STATED GOAL →
Find every line in the records below that holds the word "JSON" and copy it.

Stored data
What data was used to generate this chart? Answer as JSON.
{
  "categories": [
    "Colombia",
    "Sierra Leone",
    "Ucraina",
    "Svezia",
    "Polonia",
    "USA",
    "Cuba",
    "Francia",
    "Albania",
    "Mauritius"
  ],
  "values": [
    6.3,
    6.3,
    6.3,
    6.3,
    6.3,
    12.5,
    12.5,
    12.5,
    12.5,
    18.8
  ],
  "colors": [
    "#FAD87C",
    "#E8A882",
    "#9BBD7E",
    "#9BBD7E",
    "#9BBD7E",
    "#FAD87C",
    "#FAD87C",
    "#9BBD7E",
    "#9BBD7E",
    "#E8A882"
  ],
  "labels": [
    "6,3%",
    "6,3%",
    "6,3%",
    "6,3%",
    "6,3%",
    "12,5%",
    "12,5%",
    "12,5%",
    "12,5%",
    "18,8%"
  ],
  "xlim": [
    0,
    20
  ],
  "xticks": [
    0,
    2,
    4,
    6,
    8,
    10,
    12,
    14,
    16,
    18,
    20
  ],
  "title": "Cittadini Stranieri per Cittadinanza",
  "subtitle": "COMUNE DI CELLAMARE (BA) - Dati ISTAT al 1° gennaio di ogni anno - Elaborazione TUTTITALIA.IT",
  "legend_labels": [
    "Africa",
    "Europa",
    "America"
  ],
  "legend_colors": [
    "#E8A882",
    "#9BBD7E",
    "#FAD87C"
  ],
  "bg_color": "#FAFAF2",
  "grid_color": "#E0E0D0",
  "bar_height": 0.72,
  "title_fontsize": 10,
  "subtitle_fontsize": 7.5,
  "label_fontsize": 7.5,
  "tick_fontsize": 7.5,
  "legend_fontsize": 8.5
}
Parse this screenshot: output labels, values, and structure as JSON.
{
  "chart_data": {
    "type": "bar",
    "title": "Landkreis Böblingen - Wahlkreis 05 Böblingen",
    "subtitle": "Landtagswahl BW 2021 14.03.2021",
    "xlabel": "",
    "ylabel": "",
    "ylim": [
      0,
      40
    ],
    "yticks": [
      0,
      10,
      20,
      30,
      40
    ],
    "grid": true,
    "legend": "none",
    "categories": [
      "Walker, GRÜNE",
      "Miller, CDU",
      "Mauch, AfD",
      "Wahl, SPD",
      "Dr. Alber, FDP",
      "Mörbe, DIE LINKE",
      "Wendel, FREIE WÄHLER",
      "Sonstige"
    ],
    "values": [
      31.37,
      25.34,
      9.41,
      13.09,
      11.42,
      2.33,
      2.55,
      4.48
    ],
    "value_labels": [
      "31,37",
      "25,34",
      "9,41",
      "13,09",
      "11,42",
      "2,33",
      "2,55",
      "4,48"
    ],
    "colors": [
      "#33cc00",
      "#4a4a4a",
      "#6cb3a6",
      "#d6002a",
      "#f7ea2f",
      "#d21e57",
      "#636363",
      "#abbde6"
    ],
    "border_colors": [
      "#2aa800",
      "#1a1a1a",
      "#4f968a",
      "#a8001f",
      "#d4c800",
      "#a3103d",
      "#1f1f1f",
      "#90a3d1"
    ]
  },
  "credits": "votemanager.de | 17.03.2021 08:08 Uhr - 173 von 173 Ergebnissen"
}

SOLVED PROBLEM →
What data was used to generate this chart? Answer as JSON.
Parse this screenshot: output labels, values, and structure as JSON.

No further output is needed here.